== REQUIRED WORK ==
Without the pictures, return all of the material exactly as written.

== DATA TO PROCESS ==
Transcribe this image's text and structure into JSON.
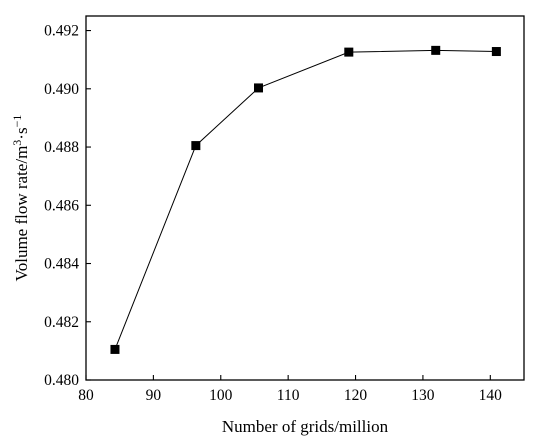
{
  "chart_data": {
    "type": "line",
    "xlabel": "Number of grids/million",
    "ylabel_parts": {
      "main": "Volume flow rate/m",
      "sup1": "3",
      "mid": "·s",
      "sup2": "−1"
    },
    "xlim": [
      80,
      145
    ],
    "ylim": [
      0.48,
      0.4925
    ],
    "x_ticks": [
      80,
      90,
      100,
      110,
      120,
      130,
      140
    ],
    "y_ticks": [
      0.48,
      0.482,
      0.484,
      0.486,
      0.488,
      0.49,
      0.492
    ],
    "x_tick_labels": [
      "80",
      "90",
      "100",
      "110",
      "120",
      "130",
      "140"
    ],
    "y_tick_labels": [
      "0.480",
      "0.482",
      "0.484",
      "0.486",
      "0.488",
      "0.490",
      "0.492"
    ],
    "series": [
      {
        "marker": "square",
        "color": "#000000",
        "x": [
          84.3,
          96.3,
          105.6,
          119.0,
          131.9,
          140.9
        ],
        "y": [
          0.48105,
          0.48805,
          0.49003,
          0.49126,
          0.49132,
          0.49128
        ]
      }
    ],
    "grid": false
  }
}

== THE COMPLETED TASK ==
Transcribe this image's text and structure into JSON.
{
  "chart_data": {
    "type": "line",
    "xlabel": "Number of grids/million",
    "ylabel_parts": {
      "main": "Volume flow rate/m",
      "sup1": "3",
      "mid": "·s",
      "sup2": "−1"
    },
    "xlim": [
      80,
      145
    ],
    "ylim": [
      0.48,
      0.4925
    ],
    "x_ticks": [
      80,
      90,
      100,
      110,
      120,
      130,
      140
    ],
    "y_ticks": [
      0.48,
      0.482,
      0.484,
      0.486,
      0.488,
      0.49,
      0.492
    ],
    "x_tick_labels": [
      "80",
      "90",
      "100",
      "110",
      "120",
      "130",
      "140"
    ],
    "y_tick_labels": [
      "0.480",
      "0.482",
      "0.484",
      "0.486",
      "0.488",
      "0.490",
      "0.492"
    ],
    "series": [
      {
        "marker": "square",
        "color": "#000000",
        "x": [
          84.3,
          96.3,
          105.6,
          119.0,
          131.9,
          140.9
        ],
        "y": [
          0.48105,
          0.48805,
          0.49003,
          0.49126,
          0.49132,
          0.49128
        ]
      }
    ],
    "grid": false
  }
}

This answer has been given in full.